Start of Recorded information

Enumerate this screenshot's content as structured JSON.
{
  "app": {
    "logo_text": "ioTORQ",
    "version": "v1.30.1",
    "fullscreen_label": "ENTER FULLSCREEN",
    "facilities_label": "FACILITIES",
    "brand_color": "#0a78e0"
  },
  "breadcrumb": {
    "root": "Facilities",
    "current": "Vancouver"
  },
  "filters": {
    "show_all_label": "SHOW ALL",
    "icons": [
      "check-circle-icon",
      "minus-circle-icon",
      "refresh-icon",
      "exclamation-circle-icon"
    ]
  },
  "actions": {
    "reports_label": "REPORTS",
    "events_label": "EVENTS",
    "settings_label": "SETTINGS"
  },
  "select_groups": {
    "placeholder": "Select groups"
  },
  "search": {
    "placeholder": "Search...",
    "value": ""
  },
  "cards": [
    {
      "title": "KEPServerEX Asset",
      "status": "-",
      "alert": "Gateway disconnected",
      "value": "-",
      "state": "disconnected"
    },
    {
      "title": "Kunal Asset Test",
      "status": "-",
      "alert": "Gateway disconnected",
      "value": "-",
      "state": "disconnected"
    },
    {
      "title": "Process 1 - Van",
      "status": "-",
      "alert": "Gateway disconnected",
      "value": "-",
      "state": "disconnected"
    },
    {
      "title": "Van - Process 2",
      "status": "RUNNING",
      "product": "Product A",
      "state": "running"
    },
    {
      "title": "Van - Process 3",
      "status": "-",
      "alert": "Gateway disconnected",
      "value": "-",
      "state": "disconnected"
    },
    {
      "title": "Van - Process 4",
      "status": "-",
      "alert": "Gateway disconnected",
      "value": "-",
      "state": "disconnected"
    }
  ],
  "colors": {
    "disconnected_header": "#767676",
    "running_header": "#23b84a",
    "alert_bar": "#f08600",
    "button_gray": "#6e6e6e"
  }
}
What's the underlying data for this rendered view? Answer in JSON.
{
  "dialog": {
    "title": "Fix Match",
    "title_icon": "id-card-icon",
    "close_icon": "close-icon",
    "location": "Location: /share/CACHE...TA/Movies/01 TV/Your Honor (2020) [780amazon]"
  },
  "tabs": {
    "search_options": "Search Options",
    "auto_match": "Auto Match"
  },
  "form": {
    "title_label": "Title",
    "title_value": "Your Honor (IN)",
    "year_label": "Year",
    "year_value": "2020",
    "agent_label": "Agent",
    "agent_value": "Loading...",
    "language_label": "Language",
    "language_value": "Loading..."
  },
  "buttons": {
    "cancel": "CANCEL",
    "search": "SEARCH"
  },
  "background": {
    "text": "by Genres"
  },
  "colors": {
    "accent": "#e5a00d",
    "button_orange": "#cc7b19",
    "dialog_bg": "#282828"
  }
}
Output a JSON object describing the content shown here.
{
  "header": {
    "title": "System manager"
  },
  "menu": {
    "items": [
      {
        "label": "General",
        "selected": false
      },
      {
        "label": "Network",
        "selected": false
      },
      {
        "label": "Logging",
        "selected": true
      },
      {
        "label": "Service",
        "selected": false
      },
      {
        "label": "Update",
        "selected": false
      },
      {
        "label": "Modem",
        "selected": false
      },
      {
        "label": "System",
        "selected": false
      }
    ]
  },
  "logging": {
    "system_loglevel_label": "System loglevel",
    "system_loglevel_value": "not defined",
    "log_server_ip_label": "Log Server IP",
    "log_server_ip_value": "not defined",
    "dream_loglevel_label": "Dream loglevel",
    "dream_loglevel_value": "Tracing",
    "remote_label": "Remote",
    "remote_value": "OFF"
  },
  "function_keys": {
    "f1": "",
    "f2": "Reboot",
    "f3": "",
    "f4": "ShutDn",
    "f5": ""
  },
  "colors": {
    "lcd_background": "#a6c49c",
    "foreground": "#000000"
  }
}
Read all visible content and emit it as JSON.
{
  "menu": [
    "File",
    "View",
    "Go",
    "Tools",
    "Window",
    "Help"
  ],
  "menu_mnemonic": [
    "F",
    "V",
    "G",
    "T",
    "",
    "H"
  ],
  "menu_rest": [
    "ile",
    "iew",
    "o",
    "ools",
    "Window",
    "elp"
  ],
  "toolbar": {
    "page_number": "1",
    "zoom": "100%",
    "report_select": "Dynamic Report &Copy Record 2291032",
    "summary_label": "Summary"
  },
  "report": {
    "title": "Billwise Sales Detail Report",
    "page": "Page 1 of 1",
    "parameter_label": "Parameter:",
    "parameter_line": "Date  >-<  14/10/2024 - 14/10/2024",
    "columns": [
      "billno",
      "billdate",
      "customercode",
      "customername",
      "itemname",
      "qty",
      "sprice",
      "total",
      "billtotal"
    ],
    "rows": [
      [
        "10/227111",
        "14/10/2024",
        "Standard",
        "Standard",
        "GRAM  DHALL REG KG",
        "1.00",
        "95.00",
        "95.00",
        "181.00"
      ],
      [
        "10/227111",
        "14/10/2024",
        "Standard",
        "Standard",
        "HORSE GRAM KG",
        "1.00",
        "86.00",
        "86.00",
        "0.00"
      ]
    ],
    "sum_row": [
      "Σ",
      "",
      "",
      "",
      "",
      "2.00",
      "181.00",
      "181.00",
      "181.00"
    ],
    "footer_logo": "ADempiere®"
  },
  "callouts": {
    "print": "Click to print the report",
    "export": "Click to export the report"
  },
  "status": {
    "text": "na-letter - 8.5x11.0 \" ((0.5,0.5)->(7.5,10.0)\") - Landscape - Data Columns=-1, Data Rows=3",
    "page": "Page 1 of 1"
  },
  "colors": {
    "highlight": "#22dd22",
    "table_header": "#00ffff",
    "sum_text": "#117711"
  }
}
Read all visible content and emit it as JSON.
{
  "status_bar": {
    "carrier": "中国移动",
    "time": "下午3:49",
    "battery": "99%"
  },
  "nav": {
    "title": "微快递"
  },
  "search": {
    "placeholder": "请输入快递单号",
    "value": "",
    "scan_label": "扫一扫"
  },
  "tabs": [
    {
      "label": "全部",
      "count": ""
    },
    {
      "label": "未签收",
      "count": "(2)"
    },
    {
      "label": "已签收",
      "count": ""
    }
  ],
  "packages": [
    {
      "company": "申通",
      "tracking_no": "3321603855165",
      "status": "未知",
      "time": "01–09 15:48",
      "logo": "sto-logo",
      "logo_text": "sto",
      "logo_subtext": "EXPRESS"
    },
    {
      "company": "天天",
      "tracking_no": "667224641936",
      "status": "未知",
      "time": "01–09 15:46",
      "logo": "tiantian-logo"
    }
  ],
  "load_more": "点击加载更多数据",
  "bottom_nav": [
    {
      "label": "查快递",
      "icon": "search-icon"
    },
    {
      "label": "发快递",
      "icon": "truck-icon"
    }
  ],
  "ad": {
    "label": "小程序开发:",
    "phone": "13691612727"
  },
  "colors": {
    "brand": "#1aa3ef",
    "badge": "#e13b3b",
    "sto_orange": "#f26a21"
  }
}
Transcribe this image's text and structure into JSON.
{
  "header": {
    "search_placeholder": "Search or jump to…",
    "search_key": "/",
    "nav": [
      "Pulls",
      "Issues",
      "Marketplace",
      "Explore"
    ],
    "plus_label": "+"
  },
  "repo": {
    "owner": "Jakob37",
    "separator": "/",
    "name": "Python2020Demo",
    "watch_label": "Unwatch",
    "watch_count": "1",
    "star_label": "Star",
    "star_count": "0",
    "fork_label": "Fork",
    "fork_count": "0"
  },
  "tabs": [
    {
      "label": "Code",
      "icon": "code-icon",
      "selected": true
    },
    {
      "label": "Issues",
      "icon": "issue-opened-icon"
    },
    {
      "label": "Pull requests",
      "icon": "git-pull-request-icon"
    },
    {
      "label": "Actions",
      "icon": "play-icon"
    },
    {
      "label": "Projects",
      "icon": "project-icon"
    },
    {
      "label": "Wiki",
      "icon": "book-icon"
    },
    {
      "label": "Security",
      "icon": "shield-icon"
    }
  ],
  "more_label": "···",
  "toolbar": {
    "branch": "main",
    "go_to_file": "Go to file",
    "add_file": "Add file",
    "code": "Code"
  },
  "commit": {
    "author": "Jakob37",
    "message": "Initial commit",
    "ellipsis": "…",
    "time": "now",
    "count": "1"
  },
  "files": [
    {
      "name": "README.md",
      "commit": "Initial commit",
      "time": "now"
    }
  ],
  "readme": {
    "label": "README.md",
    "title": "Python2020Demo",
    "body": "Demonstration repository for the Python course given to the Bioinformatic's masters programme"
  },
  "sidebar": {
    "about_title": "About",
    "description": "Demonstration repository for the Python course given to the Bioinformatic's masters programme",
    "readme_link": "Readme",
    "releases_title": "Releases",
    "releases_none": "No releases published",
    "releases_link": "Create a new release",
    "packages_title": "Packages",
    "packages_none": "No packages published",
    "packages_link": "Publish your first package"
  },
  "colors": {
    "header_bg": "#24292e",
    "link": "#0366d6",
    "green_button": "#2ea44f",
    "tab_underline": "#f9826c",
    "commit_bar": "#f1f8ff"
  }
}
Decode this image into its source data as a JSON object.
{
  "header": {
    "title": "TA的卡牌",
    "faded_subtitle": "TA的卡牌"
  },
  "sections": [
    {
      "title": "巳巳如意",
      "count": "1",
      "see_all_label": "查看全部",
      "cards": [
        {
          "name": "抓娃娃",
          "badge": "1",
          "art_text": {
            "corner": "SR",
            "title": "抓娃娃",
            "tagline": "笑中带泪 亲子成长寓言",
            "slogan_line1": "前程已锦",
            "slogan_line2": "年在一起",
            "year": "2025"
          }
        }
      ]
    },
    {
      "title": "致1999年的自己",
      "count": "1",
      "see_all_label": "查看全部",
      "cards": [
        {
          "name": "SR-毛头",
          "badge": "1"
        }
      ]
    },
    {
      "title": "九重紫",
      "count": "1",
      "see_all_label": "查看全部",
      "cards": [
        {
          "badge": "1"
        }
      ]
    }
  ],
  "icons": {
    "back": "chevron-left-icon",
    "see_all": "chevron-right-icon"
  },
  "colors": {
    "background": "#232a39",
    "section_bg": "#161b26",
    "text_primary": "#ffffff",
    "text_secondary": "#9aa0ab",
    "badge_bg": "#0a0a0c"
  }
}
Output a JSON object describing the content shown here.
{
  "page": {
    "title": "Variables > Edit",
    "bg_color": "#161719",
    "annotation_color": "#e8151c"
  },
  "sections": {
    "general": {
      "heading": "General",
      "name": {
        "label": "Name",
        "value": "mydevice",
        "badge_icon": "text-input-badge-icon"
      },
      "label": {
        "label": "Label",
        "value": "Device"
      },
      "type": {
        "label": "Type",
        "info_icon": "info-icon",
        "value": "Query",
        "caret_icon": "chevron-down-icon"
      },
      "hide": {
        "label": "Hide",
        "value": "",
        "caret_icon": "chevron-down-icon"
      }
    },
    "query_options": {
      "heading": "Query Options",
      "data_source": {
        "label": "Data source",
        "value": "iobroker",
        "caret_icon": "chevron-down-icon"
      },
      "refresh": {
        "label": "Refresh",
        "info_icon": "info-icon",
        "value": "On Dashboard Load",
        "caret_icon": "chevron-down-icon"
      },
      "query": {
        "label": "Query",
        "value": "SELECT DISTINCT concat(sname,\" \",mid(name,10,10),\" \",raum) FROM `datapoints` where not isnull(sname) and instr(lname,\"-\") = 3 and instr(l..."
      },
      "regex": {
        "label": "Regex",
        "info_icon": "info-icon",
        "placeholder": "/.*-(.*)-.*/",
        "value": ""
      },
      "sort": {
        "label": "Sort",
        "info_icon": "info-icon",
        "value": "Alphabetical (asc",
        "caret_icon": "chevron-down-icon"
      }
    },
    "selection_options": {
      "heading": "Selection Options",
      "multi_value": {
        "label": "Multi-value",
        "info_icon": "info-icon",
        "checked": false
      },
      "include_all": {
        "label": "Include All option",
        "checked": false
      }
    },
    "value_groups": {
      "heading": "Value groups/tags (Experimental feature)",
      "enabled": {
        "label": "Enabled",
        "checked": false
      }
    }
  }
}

End of Recorded information

» What the exercise asks:
In the data above, count the lines where the word "heading" appears; reply with the number only.

» Result of this exercise:
4